___ Text segment

The notation here is that what is in each parenthesis are the lengths of the suffixes of the words merged into that artificial block.
Now we can merge the the 3 and 23, and also the 4 and 5, which we can locate where the old 4 was:
Here the restriction about compatibility no longer requires anything and merging is like it was in the Huffman algorithm.
Thus, next we can merge the 9 and 6 which gives (26(2,2,1),15(2,2,2,2),19), then the 15 and 19 and finally the whole thing together, getting 26(2,2,1),34(3,3,3,3,1) then 60(3,3,2,4,4,4,4,2).
To find the actual code words we can start from the leftmost word, which we assign all 0's. (here 000)
Then we proceed along and construct each succeeding word from the previous word by the following rule:
1. throw away any final 1's
2. convert the last 0 to a 1
3. add additional 0's if necessary to make the length of the word right.
In this case, the words would be:
000, 001, 01, 1000, 1001, 1010, 1011, 11.

______
___ Listed entries

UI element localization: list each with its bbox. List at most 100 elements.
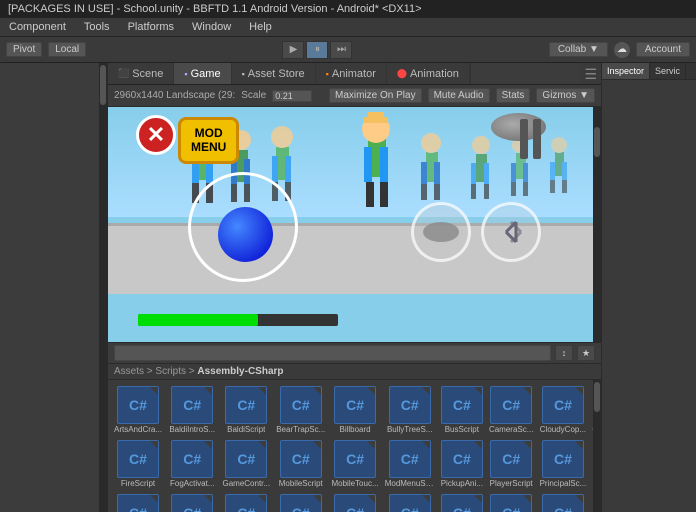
asset-item[interactable]: C#WoodPicku... xyxy=(537,492,588,512)
close-button[interactable]: ✕ xyxy=(136,115,176,155)
asset-item[interactable]: C#BaldiScript xyxy=(220,384,272,436)
pivot-button[interactable]: Pivot xyxy=(6,42,42,57)
assets-scrollbar-thumb xyxy=(594,382,600,412)
asset-item[interactable]: C#PickupAni... xyxy=(439,438,485,490)
asset-item[interactable]: C#BearTrapSc... xyxy=(274,384,327,436)
menu-component[interactable]: Component xyxy=(6,20,69,34)
tab-asset-store-label: Asset Store xyxy=(248,68,305,80)
asset-item[interactable]: C#FireScript xyxy=(112,438,164,490)
animator-icon: ▪ xyxy=(326,69,329,79)
asset-label: MobileTouc... xyxy=(331,479,378,488)
assets-star-btn[interactable]: ★ xyxy=(577,345,595,361)
assets-sort-btn[interactable]: ↕ xyxy=(555,345,573,361)
asset-label: BaldiIntroS... xyxy=(169,425,215,434)
asset-cs-icon: C# xyxy=(117,494,159,512)
asset-cs-icon: C# xyxy=(542,494,584,512)
asset-cs-icon: C# xyxy=(334,440,376,478)
asset-cs-icon: C# xyxy=(389,440,431,478)
left-scrollbar[interactable] xyxy=(99,63,107,512)
asset-item[interactable]: C#SlideshowS... xyxy=(166,492,218,512)
tab-service[interactable]: Servic xyxy=(650,63,686,79)
asset-item[interactable]: C#BullyTreeS... xyxy=(383,384,437,436)
asset-item[interactable]: C#PlayerScript xyxy=(487,438,535,490)
asset-item[interactable]: C#MobileTouc... xyxy=(329,438,380,490)
asset-item[interactable]: C#ArtsAndCra... xyxy=(112,384,164,436)
tab-inspector[interactable]: Inspector xyxy=(602,63,650,79)
tab-close-icon[interactable]: ☰ xyxy=(580,63,601,84)
asset-item[interactable]: C#FogActivat... xyxy=(166,438,218,490)
asset-item[interactable]: C#TreeScript xyxy=(383,492,437,512)
asset-item[interactable]: C#GameContr... xyxy=(220,438,272,490)
mod-menu-button[interactable]: MOD MENU xyxy=(178,117,239,164)
play-controls: ▶ ⏸ ⏭ xyxy=(282,41,352,59)
gizmos-btn[interactable]: Gizmos ▼ xyxy=(536,88,595,103)
cloud-icon[interactable]: ☁ xyxy=(614,42,630,58)
tab-animation-label: Animation xyxy=(410,68,459,80)
collab-button[interactable]: Collab ▼ xyxy=(549,42,608,57)
pause-bars xyxy=(520,119,541,159)
asset-item[interactable]: C#PrincipalSc... xyxy=(537,438,588,490)
asset-item[interactable]: C#CloudyCop... xyxy=(537,384,588,436)
step-button[interactable]: ⏭ xyxy=(330,41,352,59)
asset-label: PrincipalSc... xyxy=(540,479,587,488)
asset-cs-icon: C# xyxy=(117,386,159,424)
app-window: [PACKAGES IN USE] - School.unity - BBFTD… xyxy=(0,0,696,512)
play-button[interactable]: ▶ xyxy=(282,41,304,59)
asset-store-icon: ▪ xyxy=(242,69,245,79)
maximize-btn[interactable]: Maximize On Play xyxy=(329,88,422,103)
menu-help[interactable]: Help xyxy=(246,20,275,34)
menu-bar: Component Tools Platforms Window Help xyxy=(0,18,696,37)
menu-tools[interactable]: Tools xyxy=(81,20,113,34)
assets-search-input[interactable] xyxy=(114,345,551,361)
asset-cs-icon: C# xyxy=(389,494,431,512)
tab-scene[interactable]: ⬛ Scene xyxy=(108,63,174,84)
asset-cs-icon: C# xyxy=(171,440,213,478)
joystick-right-icon xyxy=(491,212,531,252)
viewport-scrollbar[interactable] xyxy=(593,107,601,342)
tab-animator[interactable]: ▪ Animator xyxy=(316,63,387,84)
stats-btn[interactable]: Stats xyxy=(496,88,531,103)
resolution-label: 2960x1440 Landscape (29: xyxy=(114,90,235,101)
asset-item[interactable]: C#SwingingDe... xyxy=(274,492,327,512)
asset-cs-icon: C# xyxy=(334,494,376,512)
asset-item[interactable]: C#RunToggle xyxy=(112,492,164,512)
mod-menu-line1: MOD xyxy=(191,126,226,140)
asset-item[interactable]: C#TrapSpawn... xyxy=(329,492,380,512)
scale-input[interactable] xyxy=(272,90,312,102)
assets-grid-container[interactable]: C#ArtsAndCra...C#BaldiIntroS...C#BaldiSc… xyxy=(108,380,601,512)
assets-breadcrumb: Assets > Scripts > Assembly-CSharp xyxy=(108,364,601,380)
asset-item[interactable]: C#MobileScript xyxy=(274,438,327,490)
asset-cs-icon: C# xyxy=(280,386,322,424)
asset-cs-icon: C# xyxy=(441,440,483,478)
asset-item[interactable]: C#BaldiIntroS... xyxy=(166,384,218,436)
menu-platforms[interactable]: Platforms xyxy=(125,20,177,34)
menu-window[interactable]: Window xyxy=(189,20,234,34)
asset-label: CloudyCop... xyxy=(540,425,586,434)
asset-item[interactable]: C#TutorBaldi... xyxy=(487,492,535,512)
asset-cs-icon: C# xyxy=(389,386,431,424)
asset-item[interactable]: C#BusScript xyxy=(439,384,485,436)
asset-cs-icon: C# xyxy=(441,386,483,424)
pause-bar-1 xyxy=(520,119,528,159)
viewport-scrollbar-thumb xyxy=(594,127,600,157)
asset-item[interactable]: C#ModMenuSc... xyxy=(383,438,437,490)
asset-item[interactable]: C#TreesScript xyxy=(439,492,485,512)
asset-item[interactable]: C#CameraSc... xyxy=(487,384,535,436)
assets-scrollbar[interactable] xyxy=(593,380,601,512)
joystick-right[interactable] xyxy=(481,202,541,262)
tab-spacer xyxy=(470,63,581,84)
game-viewport: ✕ MOD MENU xyxy=(108,107,601,342)
asset-label: BearTrapSc... xyxy=(276,425,325,434)
tab-game[interactable]: ▪ Game xyxy=(174,63,231,84)
account-button[interactable]: Account xyxy=(636,42,690,57)
tab-animation[interactable]: ⬤ Animation xyxy=(387,63,470,84)
pause-button[interactable]: ⏸ xyxy=(306,41,328,59)
joystick-left[interactable] xyxy=(411,202,471,262)
asset-label: GameContr... xyxy=(222,479,270,488)
asset-item[interactable]: C#Billboard xyxy=(329,384,380,436)
tab-asset-store[interactable]: ▪ Asset Store xyxy=(232,63,316,84)
asset-item[interactable]: C#StartScript xyxy=(220,492,272,512)
local-button[interactable]: Local xyxy=(48,42,86,57)
mute-btn[interactable]: Mute Audio xyxy=(428,88,490,103)
assets-grid: C#ArtsAndCra...C#BaldiIntroS...C#BaldiSc… xyxy=(112,384,597,512)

______

• _What the exercise asks_: Quote the full text on merging blocks and constructing code words. The entries have no connection to the text.

• _Solution below_:
The notation here is that what is in each parenthesis are the lengths of the suffixes of the words merged into that artificial block.
Now we can merge the the 3 and 23, and also the 4 and 5, which we can locate where the old 4 was:
Here the restriction about compatibility no longer requires anything and merging is like it was in the Huffman algorithm.
Thus, next we can merge the 9 and 6 which gives (26(2,2,1),15(2,2,2,2),19), then the 15 and 19 and finally the whole thing together, getting 26(2,2,1),34(3,3,3,3,1) then 60(3,3,2,4,4,4,4,2).
To find the actual code words we can start from the leftmost word, which we assign all 0's. (here 000)
Then we proceed along and construct each succeeding word from the previous word by the following rule:
1. throw away any final 1's
2. convert the last 0 to a 1
3. add additional 0's if necessary to make the length of the word right.
In this case, the words would be:
000, 001, 01, 1000, 1001, 1010, 1011, 11.